Excerpts from a figure dataset
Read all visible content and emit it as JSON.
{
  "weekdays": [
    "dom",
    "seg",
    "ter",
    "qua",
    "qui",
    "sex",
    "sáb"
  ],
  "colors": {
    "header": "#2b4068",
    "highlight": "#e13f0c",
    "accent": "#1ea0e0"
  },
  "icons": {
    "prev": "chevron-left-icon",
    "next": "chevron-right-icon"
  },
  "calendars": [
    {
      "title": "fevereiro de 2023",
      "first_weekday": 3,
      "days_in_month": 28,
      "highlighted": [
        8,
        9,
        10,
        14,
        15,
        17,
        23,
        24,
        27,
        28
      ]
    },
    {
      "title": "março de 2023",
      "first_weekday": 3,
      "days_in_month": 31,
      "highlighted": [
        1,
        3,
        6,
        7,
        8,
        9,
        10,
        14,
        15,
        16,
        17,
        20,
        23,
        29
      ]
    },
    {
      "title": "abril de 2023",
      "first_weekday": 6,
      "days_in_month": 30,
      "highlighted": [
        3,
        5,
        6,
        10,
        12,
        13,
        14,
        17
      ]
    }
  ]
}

GIVEN EXERCISE. Each record must be repeated exactly as it is.

SOLUTION BELOW.
Read all visible content and emit it as JSON.
{
  "weekdays": [
    "dom",
    "seg",
    "ter",
    "qua",
    "qui",
    "sex",
    "sáb"
  ],
  "colors": {
    "header": "#2b4068",
    "highlight": "#e13f0c",
    "accent": "#1ea0e0"
  },
  "icons": {
    "prev": "chevron-left-icon",
    "next": "chevron-right-icon"
  },
  "calendars": [
    {
      "title": "fevereiro de 2023",
      "first_weekday": 3,
      "days_in_month": 28,
      "highlighted": [
        8,
        9,
        10,
        14,
        15,
        17,
        23,
        24,
        27,
        28
      ]
    },
    {
      "title": "março de 2023",
      "first_weekday": 3,
      "days_in_month": 31,
      "highlighted": [
        1,
        3,
        6,
        7,
        8,
        9,
        10,
        14,
        15,
        16,
        17,
        20,
        23,
        29
      ]
    },
    {
      "title": "abril de 2023",
      "first_weekday": 6,
      "days_in_month": 30,
      "highlighted": [
        3,
        5,
        6,
        10,
        12,
        13,
        14,
        17
      ]
    }
  ]
}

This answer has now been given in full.